- **STATED PROBLEM**
Convert all of the material below into a numbered list with one line per item, skipping blank lines and omitting any pictures.
— Begin DATA FOR THIS TASK —
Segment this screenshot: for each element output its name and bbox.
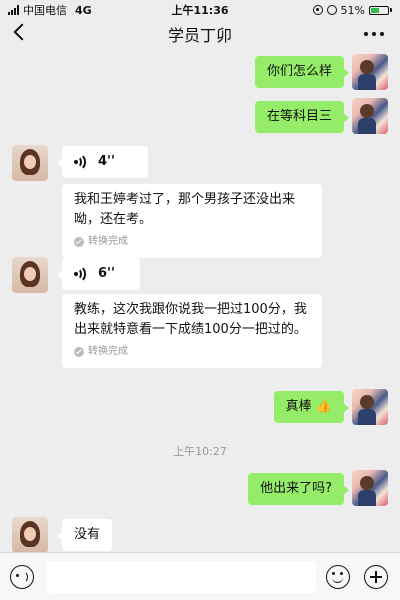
avatar-self[interactable] bbox=[352, 470, 388, 506]
chat-title: 学员丁卯 bbox=[167, 26, 232, 45]
avatar-other[interactable] bbox=[12, 257, 48, 293]
back-chevron-icon[interactable] bbox=[13, 23, 31, 41]
signal-icon bbox=[8, 5, 19, 15]
orientation-lock-icon bbox=[312, 5, 323, 15]
check-icon bbox=[74, 237, 84, 247]
battery-percent: 51% bbox=[340, 3, 365, 17]
incoming-message[interactable]: 没有 bbox=[56, 519, 113, 551]
message-text: 在等科目三 bbox=[266, 109, 332, 124]
message-text: 他出来了吗? bbox=[260, 481, 332, 496]
avatar-self[interactable] bbox=[352, 54, 388, 90]
emoji-icon[interactable] bbox=[326, 565, 350, 589]
nav-bar: 学员丁卯 bbox=[0, 20, 400, 48]
message-text: 没有 bbox=[74, 527, 101, 542]
network-label: 4G bbox=[75, 3, 92, 17]
avatar-other[interactable] bbox=[12, 517, 48, 553]
check-icon bbox=[74, 347, 84, 357]
message-text: 真棒 bbox=[285, 399, 312, 414]
outgoing-message[interactable]: 他出来了吗? bbox=[248, 473, 349, 505]
transcript-text: 我和王婷考过了，那个男孩子还没出来呦，还在考。 bbox=[74, 192, 296, 227]
carrier-label: 中国电信 bbox=[23, 4, 67, 17]
transcript-status: 转换完成 bbox=[74, 232, 310, 252]
transcript-status-label: 转换完成 bbox=[88, 346, 128, 357]
voice-wave-icon bbox=[74, 265, 88, 283]
voice-transcript[interactable]: 教练，这次我跟你说我一把过100分，我出来就特意看一下成绩100分一把过的。 转… bbox=[62, 294, 322, 368]
avatar-self[interactable] bbox=[352, 98, 388, 134]
plus-icon[interactable] bbox=[364, 565, 388, 589]
status-bar: 中国电信 4G 上午11:36 51% bbox=[0, 0, 400, 20]
voice-message[interactable]: 6'' bbox=[57, 258, 140, 290]
message-text: 你们怎么样 bbox=[266, 64, 332, 79]
voice-transcript[interactable]: 我和王婷考过了，那个男孩子还没出来呦，还在考。 转换完成 bbox=[62, 184, 322, 258]
more-dots-icon[interactable] bbox=[364, 32, 384, 36]
outgoing-message[interactable]: 在等科目三 bbox=[254, 101, 350, 133]
battery-icon bbox=[369, 5, 392, 15]
message-timestamp: 上午10:27 bbox=[173, 445, 227, 458]
transcript-status: 转换完成 bbox=[74, 342, 310, 362]
voice-wave-icon bbox=[74, 153, 88, 171]
outgoing-message[interactable]: 真棒 👍 bbox=[273, 391, 350, 423]
voice-toggle-icon[interactable] bbox=[10, 565, 34, 589]
avatar-other[interactable] bbox=[12, 145, 48, 181]
outgoing-message[interactable]: 你们怎么样 bbox=[254, 56, 350, 88]
thumbs-up-icon: 👍 bbox=[315, 399, 332, 414]
message-input[interactable] bbox=[46, 561, 316, 593]
alarm-icon bbox=[326, 5, 337, 15]
transcript-text: 教练，这次我跟你说我一把过100分，我出来就特意看一下成绩100分一把过的。 bbox=[74, 302, 307, 337]
input-bar bbox=[0, 552, 400, 600]
voice-duration: 4'' bbox=[98, 154, 116, 169]
transcript-status-label: 转换完成 bbox=[88, 236, 128, 247]
voice-duration: 6'' bbox=[98, 266, 116, 281]
voice-message[interactable]: 4'' bbox=[57, 146, 148, 178]
avatar-self[interactable] bbox=[352, 389, 388, 425]
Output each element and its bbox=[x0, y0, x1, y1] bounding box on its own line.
— End DATA FOR THIS TASK —
- **COMPLETED TASK**
1. Segment this screenshot: for each element output its name and bbox.
2. avatar-self[interactable] bbox=[352, 470, 388, 506]
3. chat-title: 学员丁卯 bbox=[167, 26, 232, 45]
4. avatar-other[interactable] bbox=[12, 257, 48, 293]
5. back-chevron-icon[interactable] bbox=[13, 23, 31, 41]
6. signal-icon bbox=[8, 5, 19, 15]
7. orientation-lock-icon bbox=[312, 5, 323, 15]
8. check-icon bbox=[74, 237, 84, 247]
9. battery-percent: 51% bbox=[340, 3, 365, 17]
10. incoming-message[interactable]: 没有 bbox=[56, 519, 113, 551]
11. message-text: 在等科目三 bbox=[266, 109, 332, 124]
12. message-text: 他出来了吗? bbox=[260, 481, 332, 496]
13. avatar-self[interactable] bbox=[352, 54, 388, 90]
14. emoji-icon[interactable] bbox=[326, 565, 350, 589]
15. nav-bar: 学员丁卯 bbox=[0, 20, 400, 48]
16. message-text: 没有 bbox=[74, 527, 101, 542]
17. network-label: 4G bbox=[75, 3, 92, 17]
18. avatar-other[interactable] bbox=[12, 517, 48, 553]
19. check-icon bbox=[74, 347, 84, 357]
20. message-text: 真棒 bbox=[285, 399, 312, 414]
21. outgoing-message[interactable]: 他出来了吗? bbox=[248, 473, 349, 505]
22. transcript-text: 我和王婷考过了，那个男孩子还没出来呦，还在考。 bbox=[74, 192, 296, 227]
23. carrier-label: 中国电信 bbox=[23, 4, 67, 17]
24. transcript-status: 转换完成 bbox=[74, 232, 310, 252]
25. transcript-status-label: 转换完成 bbox=[88, 346, 128, 357]
26. voice-wave-icon bbox=[74, 265, 88, 283]
27. voice-transcript[interactable]: 教练，这次我跟你说我一把过100分，我出来就特意看一下成绩100分一把过的。 转… bbox=[62, 294, 322, 368]
28. avatar-self[interactable] bbox=[352, 98, 388, 134]
29. plus-icon[interactable] bbox=[364, 565, 388, 589]
30. status-bar: 中国电信 4G 上午11:36 51% bbox=[0, 0, 400, 20]
31. voice-message[interactable]: 6'' bbox=[57, 258, 140, 290]
32. message-text: 你们怎么样 bbox=[266, 64, 332, 79]
33. voice-transcript[interactable]: 我和王婷考过了，那个男孩子还没出来呦，还在考。 转换完成 bbox=[62, 184, 322, 258]
34. more-dots-icon[interactable] bbox=[364, 32, 384, 36]
35. outgoing-message[interactable]: 在等科目三 bbox=[254, 101, 350, 133]
36. battery-icon bbox=[369, 5, 392, 15]
37. message-timestamp: 上午10:27 bbox=[173, 445, 227, 458]
38. transcript-status: 转换完成 bbox=[74, 342, 310, 362]
39. voice-wave-icon bbox=[74, 153, 88, 171]
40. outgoing-message[interactable]: 真棒 👍 bbox=[273, 391, 350, 423]
41. voice-toggle-icon[interactable] bbox=[10, 565, 34, 589]
42. avatar-other[interactable] bbox=[12, 145, 48, 181]
43. outgoing-message[interactable]: 你们怎么样 bbox=[254, 56, 350, 88]
44. thumbs-up-icon: 👍 bbox=[315, 399, 332, 414]
45. message-input[interactable] bbox=[46, 561, 316, 593]
46. alarm-icon bbox=[326, 5, 337, 15]
47. transcript-text: 教练，这次我跟你说我一把过100分，我出来就特意看一下成绩100分一把过的。 bbox=[74, 302, 307, 337]
48. input-bar bbox=[0, 552, 400, 600]
49. voice-duration: 4'' bbox=[98, 154, 116, 169]
50. transcript-status-label: 转换完成 bbox=[88, 236, 128, 247]
51. voice-duration: 6'' bbox=[98, 266, 116, 281]
52. voice-message[interactable]: 4'' bbox=[57, 146, 148, 178]
53. avatar-self[interactable] bbox=[352, 389, 388, 425]
54. Output each element and its bbox=[x0, y0, x1, y1] bounding box on its own line.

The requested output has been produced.